**MATERIAL PROVIDED**
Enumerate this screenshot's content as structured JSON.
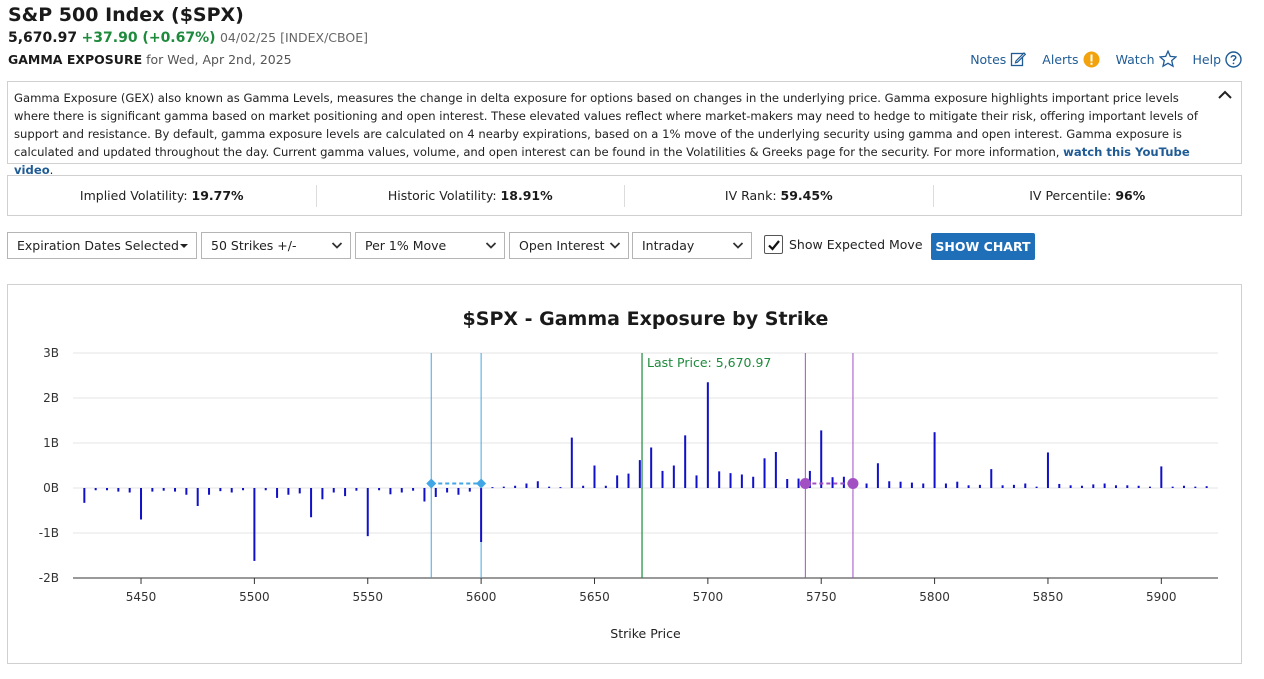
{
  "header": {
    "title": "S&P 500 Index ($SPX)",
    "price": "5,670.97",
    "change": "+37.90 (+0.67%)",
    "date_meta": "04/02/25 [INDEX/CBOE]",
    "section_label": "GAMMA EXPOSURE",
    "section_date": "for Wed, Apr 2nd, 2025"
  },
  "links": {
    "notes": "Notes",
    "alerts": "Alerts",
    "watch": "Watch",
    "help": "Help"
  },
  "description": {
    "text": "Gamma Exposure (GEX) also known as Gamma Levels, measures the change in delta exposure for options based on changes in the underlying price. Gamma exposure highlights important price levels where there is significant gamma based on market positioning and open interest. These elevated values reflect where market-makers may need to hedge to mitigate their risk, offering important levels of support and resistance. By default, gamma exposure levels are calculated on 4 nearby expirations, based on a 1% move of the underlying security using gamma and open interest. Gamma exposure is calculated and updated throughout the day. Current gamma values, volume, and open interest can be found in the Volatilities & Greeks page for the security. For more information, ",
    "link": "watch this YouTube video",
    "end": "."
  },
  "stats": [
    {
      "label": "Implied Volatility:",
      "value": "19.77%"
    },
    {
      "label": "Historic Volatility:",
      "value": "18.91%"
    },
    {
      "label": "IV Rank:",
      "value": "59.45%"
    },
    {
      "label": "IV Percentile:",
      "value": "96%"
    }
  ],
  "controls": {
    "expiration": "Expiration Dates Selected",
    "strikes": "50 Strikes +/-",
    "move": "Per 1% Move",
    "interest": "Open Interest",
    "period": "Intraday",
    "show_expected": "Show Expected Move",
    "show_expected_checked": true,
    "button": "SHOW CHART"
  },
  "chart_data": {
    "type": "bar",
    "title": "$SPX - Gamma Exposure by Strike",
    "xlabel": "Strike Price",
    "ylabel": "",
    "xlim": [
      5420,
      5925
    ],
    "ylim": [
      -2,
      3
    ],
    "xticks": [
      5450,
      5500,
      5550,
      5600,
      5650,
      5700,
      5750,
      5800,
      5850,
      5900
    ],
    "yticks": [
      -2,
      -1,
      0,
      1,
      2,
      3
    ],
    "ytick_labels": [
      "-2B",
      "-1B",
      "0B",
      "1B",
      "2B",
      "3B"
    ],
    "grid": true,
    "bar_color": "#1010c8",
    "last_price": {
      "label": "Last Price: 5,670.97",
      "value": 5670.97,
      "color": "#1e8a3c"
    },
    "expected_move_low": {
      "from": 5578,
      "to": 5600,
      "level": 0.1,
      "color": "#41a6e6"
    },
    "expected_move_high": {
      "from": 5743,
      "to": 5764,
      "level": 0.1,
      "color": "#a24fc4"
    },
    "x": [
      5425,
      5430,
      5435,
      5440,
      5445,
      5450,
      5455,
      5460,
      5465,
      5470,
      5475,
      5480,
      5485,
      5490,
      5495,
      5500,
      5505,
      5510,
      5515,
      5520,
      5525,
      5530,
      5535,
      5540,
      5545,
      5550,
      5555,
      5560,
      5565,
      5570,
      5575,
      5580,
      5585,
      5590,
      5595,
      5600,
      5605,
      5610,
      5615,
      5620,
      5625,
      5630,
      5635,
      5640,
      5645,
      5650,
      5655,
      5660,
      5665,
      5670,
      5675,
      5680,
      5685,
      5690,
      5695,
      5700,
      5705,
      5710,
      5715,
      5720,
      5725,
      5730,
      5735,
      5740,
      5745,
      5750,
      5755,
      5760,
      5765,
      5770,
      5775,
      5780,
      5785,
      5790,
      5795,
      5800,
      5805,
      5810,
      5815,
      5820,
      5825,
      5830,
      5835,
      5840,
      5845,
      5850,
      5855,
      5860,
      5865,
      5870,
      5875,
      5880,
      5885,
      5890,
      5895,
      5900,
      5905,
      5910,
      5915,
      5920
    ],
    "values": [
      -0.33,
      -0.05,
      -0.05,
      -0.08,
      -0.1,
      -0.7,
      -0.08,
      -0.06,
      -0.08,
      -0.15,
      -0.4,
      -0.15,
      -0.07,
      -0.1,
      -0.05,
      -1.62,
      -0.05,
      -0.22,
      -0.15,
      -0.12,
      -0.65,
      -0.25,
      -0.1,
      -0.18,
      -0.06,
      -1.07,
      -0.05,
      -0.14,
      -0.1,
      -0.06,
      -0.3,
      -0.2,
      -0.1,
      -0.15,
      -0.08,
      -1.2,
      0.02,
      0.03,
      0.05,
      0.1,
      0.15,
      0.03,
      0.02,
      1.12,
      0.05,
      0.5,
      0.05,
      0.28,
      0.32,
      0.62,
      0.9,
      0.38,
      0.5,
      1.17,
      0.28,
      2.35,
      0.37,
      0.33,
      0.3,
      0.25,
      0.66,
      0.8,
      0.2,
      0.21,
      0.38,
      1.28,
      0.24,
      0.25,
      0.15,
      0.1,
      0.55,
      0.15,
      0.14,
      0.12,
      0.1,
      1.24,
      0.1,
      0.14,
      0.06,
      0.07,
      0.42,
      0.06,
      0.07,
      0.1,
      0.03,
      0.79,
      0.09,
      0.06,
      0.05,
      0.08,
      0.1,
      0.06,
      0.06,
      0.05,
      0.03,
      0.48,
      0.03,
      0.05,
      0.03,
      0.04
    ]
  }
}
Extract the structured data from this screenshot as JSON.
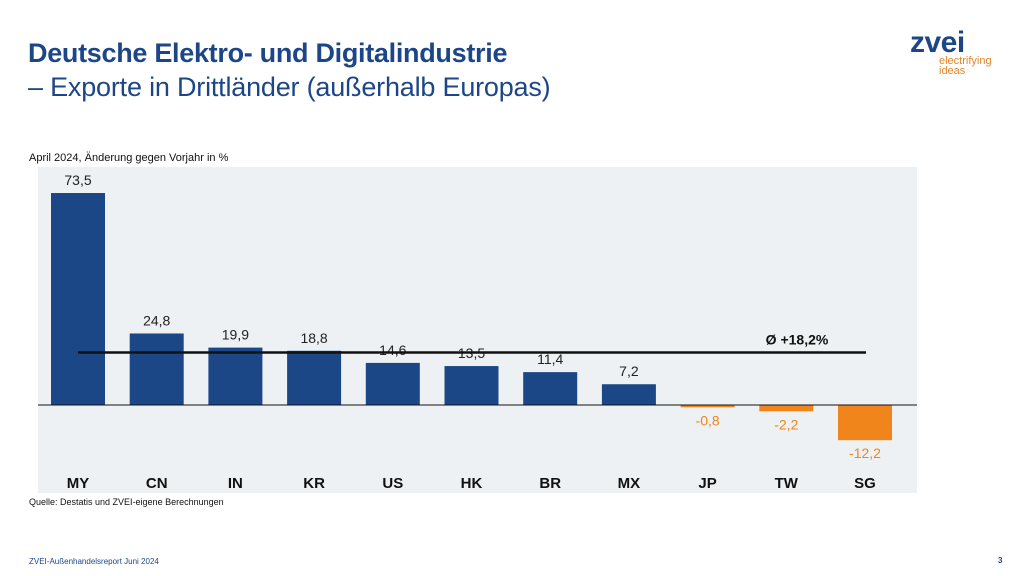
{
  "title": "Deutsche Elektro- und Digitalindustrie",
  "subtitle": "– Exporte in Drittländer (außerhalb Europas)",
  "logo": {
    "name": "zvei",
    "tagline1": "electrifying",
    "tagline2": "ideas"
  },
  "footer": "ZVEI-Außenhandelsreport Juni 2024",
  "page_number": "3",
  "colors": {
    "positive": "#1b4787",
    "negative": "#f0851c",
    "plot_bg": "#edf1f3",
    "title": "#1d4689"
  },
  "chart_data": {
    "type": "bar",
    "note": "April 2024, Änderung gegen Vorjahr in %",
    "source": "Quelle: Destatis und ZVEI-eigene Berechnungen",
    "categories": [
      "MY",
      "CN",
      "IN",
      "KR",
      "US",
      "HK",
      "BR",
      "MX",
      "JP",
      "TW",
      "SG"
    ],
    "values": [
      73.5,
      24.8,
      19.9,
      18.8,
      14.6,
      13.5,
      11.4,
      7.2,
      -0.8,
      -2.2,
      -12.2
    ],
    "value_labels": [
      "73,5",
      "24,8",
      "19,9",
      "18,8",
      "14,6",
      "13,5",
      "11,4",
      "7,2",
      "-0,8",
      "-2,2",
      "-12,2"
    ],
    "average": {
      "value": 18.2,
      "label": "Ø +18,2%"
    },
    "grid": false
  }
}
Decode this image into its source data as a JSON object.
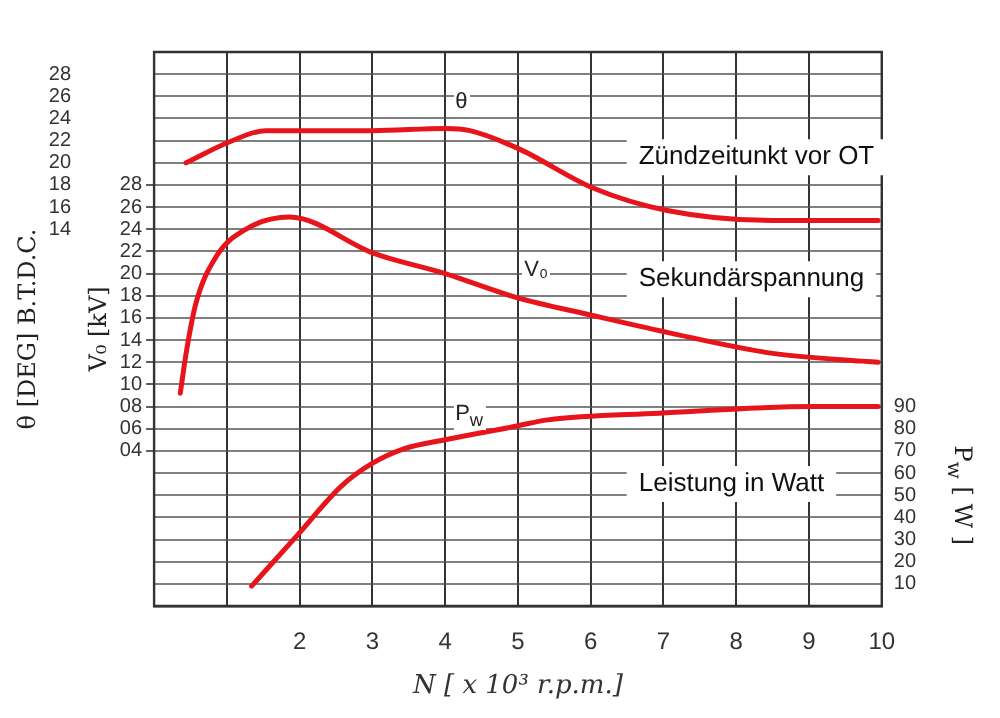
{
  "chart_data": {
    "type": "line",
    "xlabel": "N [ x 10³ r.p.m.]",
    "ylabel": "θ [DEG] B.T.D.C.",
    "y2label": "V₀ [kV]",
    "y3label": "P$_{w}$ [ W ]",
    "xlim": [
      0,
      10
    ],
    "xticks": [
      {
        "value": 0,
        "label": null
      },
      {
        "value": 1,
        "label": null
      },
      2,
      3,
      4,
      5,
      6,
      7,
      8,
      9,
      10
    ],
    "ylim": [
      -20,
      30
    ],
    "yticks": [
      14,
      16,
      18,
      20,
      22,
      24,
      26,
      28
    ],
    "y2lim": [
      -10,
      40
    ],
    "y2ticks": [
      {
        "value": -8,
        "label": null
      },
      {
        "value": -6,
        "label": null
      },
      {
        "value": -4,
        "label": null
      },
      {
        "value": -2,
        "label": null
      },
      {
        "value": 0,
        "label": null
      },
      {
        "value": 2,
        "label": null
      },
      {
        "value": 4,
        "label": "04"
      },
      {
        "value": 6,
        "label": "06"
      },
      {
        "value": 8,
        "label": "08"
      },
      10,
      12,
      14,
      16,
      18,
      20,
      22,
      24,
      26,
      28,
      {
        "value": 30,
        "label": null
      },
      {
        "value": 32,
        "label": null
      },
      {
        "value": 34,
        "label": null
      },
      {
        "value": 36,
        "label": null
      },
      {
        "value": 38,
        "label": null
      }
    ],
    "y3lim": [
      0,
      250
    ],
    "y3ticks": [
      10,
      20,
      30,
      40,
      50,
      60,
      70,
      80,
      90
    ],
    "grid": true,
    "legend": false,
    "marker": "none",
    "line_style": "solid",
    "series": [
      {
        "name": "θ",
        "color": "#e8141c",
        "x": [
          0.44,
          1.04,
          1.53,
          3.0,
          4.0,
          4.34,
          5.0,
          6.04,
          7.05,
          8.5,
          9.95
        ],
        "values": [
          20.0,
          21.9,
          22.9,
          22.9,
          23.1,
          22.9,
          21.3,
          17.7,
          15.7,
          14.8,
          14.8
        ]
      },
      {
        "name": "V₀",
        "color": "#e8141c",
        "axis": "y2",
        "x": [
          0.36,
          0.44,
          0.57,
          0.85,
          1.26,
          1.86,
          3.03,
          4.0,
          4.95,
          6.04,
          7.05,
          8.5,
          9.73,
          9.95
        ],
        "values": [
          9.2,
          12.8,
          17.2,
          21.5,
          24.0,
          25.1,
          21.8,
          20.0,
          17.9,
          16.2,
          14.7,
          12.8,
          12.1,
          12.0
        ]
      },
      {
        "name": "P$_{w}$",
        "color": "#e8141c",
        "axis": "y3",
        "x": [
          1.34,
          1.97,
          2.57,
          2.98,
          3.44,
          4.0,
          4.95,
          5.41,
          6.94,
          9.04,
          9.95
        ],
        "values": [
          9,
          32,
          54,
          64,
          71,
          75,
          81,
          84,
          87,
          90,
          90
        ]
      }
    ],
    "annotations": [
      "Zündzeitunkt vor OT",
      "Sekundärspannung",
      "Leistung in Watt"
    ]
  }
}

**GIVEN PROBLEM**
Work out how many lines in the records above contain the word "JSON", and give only that number.

**EXERCISE RESULT**
3